━━━━━ Raw records
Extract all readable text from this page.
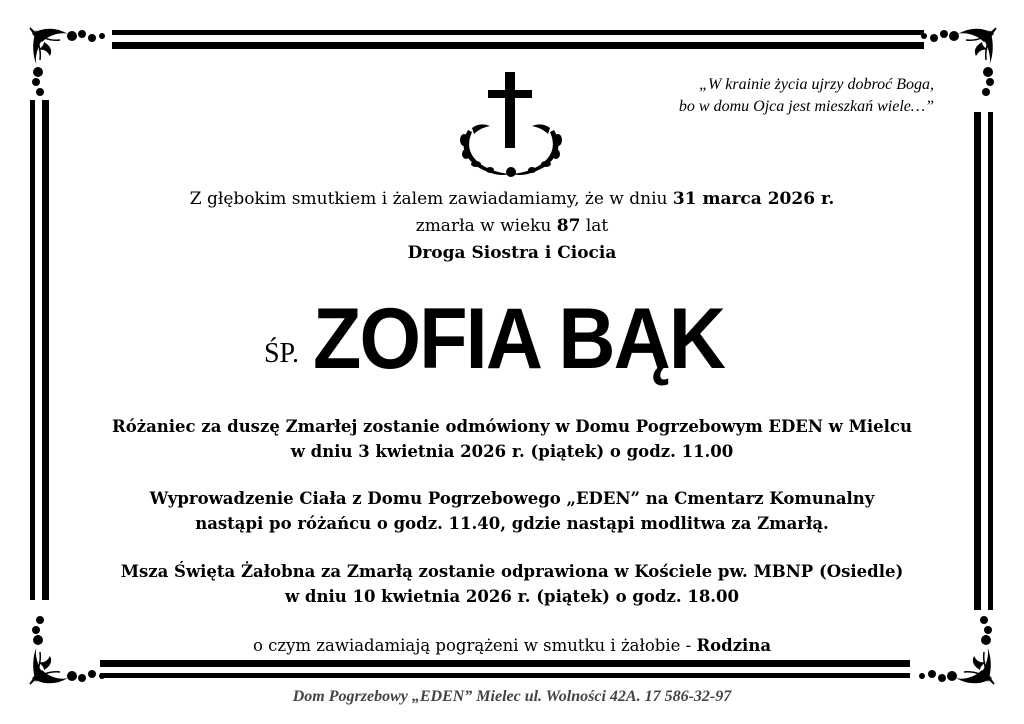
„W krainie życia ujrzy dobroć Boga,
bo w domu Ojca jest mieszkań wiele…”
Z głębokim smutkiem i żalem zawiadamiamy, że w dniu 31 marca 2026 r.
zmarła w wieku 87 lat
Droga Siostra i Ciocia
ŚP. ZOFIA BĄK
Różaniec za duszę Zmarłej zostanie odmówiony w Domu Pogrzebowym EDEN w Mielcu
w dniu 3 kwietnia 2026 r. (piątek) o godz. 11.00
Wyprowadzenie Ciała z Domu Pogrzebowego „EDEN” na Cmentarz Komunalny
nastąpi po różańcu o godz. 11.40, gdzie nastąpi modlitwa za Zmarłą.
Msza Święta Żałobna za Zmarłą zostanie odprawiona w Kościele pw. MBNP (Osiedle)
w dniu 10 kwietnia 2026 r. (piątek) o godz. 18.00
o czym zawiadamiają pogrążeni w smutku i żałobie - Rodzina
Dom Pogrzebowy „EDEN” Mielec ul. Wolności 42A. 17 586-32-97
━━━━━━━━━━
• _Instructions to follow_
The word "EDEN" may appear on some lines of these records; state how many such lines there are, and nothing else.

• _Output below_
3